Note each line of the listing that contains the string "color", and copy it.

Stored items from a collection:
==========

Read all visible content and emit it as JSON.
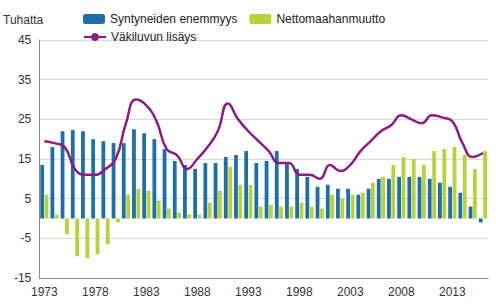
{
  "chart_data": {
    "type": "bar",
    "y_label": "Tuhatta",
    "categories": [
      "1973",
      null,
      null,
      null,
      null,
      "1978",
      null,
      null,
      null,
      null,
      "1983",
      null,
      null,
      null,
      null,
      "1988",
      null,
      null,
      null,
      null,
      "1993",
      null,
      null,
      null,
      null,
      "1998",
      null,
      null,
      null,
      null,
      "2003",
      null,
      null,
      null,
      null,
      "2008",
      null,
      null,
      null,
      null,
      "2013",
      null,
      null,
      null
    ],
    "series": [
      {
        "name": "Syntyneiden enemmyys",
        "type": "bar",
        "color": "#1f6ea8",
        "values": [
          13.5,
          18,
          22,
          22.3,
          22,
          20,
          19.5,
          19,
          19,
          22.5,
          21.5,
          20,
          17.5,
          14.5,
          13.5,
          12.5,
          14,
          14,
          15.5,
          16,
          17,
          14,
          14.5,
          17,
          14,
          12.5,
          10.5,
          8,
          8.5,
          7.5,
          7.5,
          6,
          7.5,
          10,
          10,
          10.5,
          10.5,
          10.5,
          10,
          9,
          8,
          6.5,
          3,
          -1
        ]
      },
      {
        "name": "Nettomaahanmuutto",
        "type": "bar",
        "color": "#b6d33c",
        "values": [
          6,
          1,
          -4,
          -9.5,
          -10,
          -9,
          -6.5,
          -1,
          6,
          7.5,
          7,
          4.5,
          2.5,
          1.5,
          1,
          1,
          4,
          7,
          13,
          8.5,
          8.5,
          3,
          3.5,
          3,
          3,
          4,
          3,
          2.5,
          6,
          5,
          6,
          6.5,
          9,
          10.5,
          13.5,
          15.5,
          15,
          13.5,
          17,
          17.5,
          18,
          16,
          12.5,
          17
        ]
      },
      {
        "name": "Väkiluvun lisäys",
        "type": "line",
        "color": "#8c1d7e",
        "values": [
          19.5,
          19,
          18,
          12.5,
          11,
          11,
          12.5,
          15,
          24,
          30,
          28.5,
          24.5,
          17.5,
          16,
          12.5,
          15,
          18,
          22,
          29,
          25,
          22,
          19.5,
          17,
          14,
          14,
          11,
          11,
          10,
          13.5,
          12,
          13.5,
          17,
          19.5,
          22,
          23.5,
          26,
          25,
          24,
          26,
          25.5,
          24.5,
          19,
          15.5,
          16.5
        ]
      }
    ],
    "ylim": [
      -15,
      45
    ],
    "yticks": [
      -15,
      -5,
      5,
      15,
      25,
      35,
      45
    ],
    "grid": true,
    "legend": "top"
  }
}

==========

- _Written response_
        "color": "#1f6ea8",
        "color": "#b6d33c",
        "color": "#8c1d7e",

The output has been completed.